The records below should be written out again, exactly.

§ §

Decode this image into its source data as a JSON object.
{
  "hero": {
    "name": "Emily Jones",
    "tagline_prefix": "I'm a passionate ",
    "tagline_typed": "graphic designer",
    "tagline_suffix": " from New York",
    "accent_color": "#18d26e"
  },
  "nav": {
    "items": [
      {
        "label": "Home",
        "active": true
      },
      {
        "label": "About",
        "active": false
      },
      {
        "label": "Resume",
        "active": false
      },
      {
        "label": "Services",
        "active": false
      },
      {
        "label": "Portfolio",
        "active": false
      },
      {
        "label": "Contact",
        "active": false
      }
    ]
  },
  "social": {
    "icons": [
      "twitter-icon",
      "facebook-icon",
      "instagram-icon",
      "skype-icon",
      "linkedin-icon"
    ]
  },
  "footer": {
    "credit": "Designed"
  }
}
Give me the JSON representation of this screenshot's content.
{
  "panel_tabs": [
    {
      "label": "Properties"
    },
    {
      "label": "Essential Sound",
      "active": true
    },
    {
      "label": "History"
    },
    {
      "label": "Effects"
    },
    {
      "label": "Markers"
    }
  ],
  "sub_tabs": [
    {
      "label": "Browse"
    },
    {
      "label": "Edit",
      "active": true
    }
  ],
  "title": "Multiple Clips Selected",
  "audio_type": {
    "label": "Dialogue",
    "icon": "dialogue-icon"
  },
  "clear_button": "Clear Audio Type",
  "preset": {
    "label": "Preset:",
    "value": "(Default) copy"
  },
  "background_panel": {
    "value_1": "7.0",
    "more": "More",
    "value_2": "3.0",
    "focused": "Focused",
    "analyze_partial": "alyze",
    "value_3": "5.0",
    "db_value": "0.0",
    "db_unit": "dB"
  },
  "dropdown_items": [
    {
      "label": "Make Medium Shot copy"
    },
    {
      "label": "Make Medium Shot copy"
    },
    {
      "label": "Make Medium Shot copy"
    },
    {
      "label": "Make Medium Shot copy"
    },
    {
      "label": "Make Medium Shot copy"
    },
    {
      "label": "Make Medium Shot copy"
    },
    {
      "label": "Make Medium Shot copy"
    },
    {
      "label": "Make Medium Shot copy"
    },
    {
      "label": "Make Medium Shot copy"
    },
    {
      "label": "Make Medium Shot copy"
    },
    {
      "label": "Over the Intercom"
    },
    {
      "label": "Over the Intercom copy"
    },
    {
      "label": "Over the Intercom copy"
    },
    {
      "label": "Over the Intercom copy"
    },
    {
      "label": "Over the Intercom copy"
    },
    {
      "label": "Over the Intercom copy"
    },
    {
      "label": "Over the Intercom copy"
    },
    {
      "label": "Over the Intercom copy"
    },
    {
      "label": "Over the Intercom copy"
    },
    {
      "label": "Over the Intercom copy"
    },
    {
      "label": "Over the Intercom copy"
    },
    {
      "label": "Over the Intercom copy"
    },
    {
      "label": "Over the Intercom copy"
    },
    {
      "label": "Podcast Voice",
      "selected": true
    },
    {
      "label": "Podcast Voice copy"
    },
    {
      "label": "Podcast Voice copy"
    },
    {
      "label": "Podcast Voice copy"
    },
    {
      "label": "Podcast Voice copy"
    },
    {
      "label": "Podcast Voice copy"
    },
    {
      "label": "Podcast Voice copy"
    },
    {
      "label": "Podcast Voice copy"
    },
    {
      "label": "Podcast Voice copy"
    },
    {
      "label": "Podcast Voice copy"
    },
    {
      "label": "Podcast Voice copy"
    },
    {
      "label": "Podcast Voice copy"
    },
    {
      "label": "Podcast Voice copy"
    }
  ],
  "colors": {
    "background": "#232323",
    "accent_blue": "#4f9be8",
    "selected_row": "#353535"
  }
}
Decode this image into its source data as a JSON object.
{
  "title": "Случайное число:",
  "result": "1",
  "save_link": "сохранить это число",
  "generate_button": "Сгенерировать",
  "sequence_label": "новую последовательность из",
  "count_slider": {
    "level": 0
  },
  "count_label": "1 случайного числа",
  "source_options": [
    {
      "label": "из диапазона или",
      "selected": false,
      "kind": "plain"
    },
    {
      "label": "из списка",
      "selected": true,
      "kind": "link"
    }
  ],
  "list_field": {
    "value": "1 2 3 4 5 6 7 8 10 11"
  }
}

§ §

RIGHT ANSWER:
Decode this image into its source data as a JSON object.
{
  "hero": {
    "name": "Emily Jones",
    "tagline_prefix": "I'm a passionate ",
    "tagline_typed": "graphic designer",
    "tagline_suffix": " from New York",
    "accent_color": "#18d26e"
  },
  "nav": {
    "items": [
      {
        "label": "Home",
        "active": true
      },
      {
        "label": "About",
        "active": false
      },
      {
        "label": "Resume",
        "active": false
      },
      {
        "label": "Services",
        "active": false
      },
      {
        "label": "Portfolio",
        "active": false
      },
      {
        "label": "Contact",
        "active": false
      }
    ]
  },
  "social": {
    "icons": [
      "twitter-icon",
      "facebook-icon",
      "instagram-icon",
      "skype-icon",
      "linkedin-icon"
    ]
  },
  "footer": {
    "credit": "Designed"
  }
}
Give me the JSON representation of this screenshot's content.
{
  "panel_tabs": [
    {
      "label": "Properties"
    },
    {
      "label": "Essential Sound",
      "active": true
    },
    {
      "label": "History"
    },
    {
      "label": "Effects"
    },
    {
      "label": "Markers"
    }
  ],
  "sub_tabs": [
    {
      "label": "Browse"
    },
    {
      "label": "Edit",
      "active": true
    }
  ],
  "title": "Multiple Clips Selected",
  "audio_type": {
    "label": "Dialogue",
    "icon": "dialogue-icon"
  },
  "clear_button": "Clear Audio Type",
  "preset": {
    "label": "Preset:",
    "value": "(Default) copy"
  },
  "background_panel": {
    "value_1": "7.0",
    "more": "More",
    "value_2": "3.0",
    "focused": "Focused",
    "analyze_partial": "alyze",
    "value_3": "5.0",
    "db_value": "0.0",
    "db_unit": "dB"
  },
  "dropdown_items": [
    {
      "label": "Make Medium Shot copy"
    },
    {
      "label": "Make Medium Shot copy"
    },
    {
      "label": "Make Medium Shot copy"
    },
    {
      "label": "Make Medium Shot copy"
    },
    {
      "label": "Make Medium Shot copy"
    },
    {
      "label": "Make Medium Shot copy"
    },
    {
      "label": "Make Medium Shot copy"
    },
    {
      "label": "Make Medium Shot copy"
    },
    {
      "label": "Make Medium Shot copy"
    },
    {
      "label": "Make Medium Shot copy"
    },
    {
      "label": "Over the Intercom"
    },
    {
      "label": "Over the Intercom copy"
    },
    {
      "label": "Over the Intercom copy"
    },
    {
      "label": "Over the Intercom copy"
    },
    {
      "label": "Over the Intercom copy"
    },
    {
      "label": "Over the Intercom copy"
    },
    {
      "label": "Over the Intercom copy"
    },
    {
      "label": "Over the Intercom copy"
    },
    {
      "label": "Over the Intercom copy"
    },
    {
      "label": "Over the Intercom copy"
    },
    {
      "label": "Over the Intercom copy"
    },
    {
      "label": "Over the Intercom copy"
    },
    {
      "label": "Over the Intercom copy"
    },
    {
      "label": "Podcast Voice",
      "selected": true
    },
    {
      "label": "Podcast Voice copy"
    },
    {
      "label": "Podcast Voice copy"
    },
    {
      "label": "Podcast Voice copy"
    },
    {
      "label": "Podcast Voice copy"
    },
    {
      "label": "Podcast Voice copy"
    },
    {
      "label": "Podcast Voice copy"
    },
    {
      "label": "Podcast Voice copy"
    },
    {
      "label": "Podcast Voice copy"
    },
    {
      "label": "Podcast Voice copy"
    },
    {
      "label": "Podcast Voice copy"
    },
    {
      "label": "Podcast Voice copy"
    },
    {
      "label": "Podcast Voice copy"
    }
  ],
  "colors": {
    "background": "#232323",
    "accent_blue": "#4f9be8",
    "selected_row": "#353535"
  }
}
Decode this image into its source data as a JSON object.
{
  "title": "Случайное число:",
  "result": "1",
  "save_link": "сохранить это число",
  "generate_button": "Сгенерировать",
  "sequence_label": "новую последовательность из",
  "count_slider": {
    "level": 0
  },
  "count_label": "1 случайного числа",
  "source_options": [
    {
      "label": "из диапазона или",
      "selected": false,
      "kind": "plain"
    },
    {
      "label": "из списка",
      "selected": true,
      "kind": "link"
    }
  ],
  "list_field": {
    "value": "1 2 3 4 5 6 7 8 10 11"
  }
}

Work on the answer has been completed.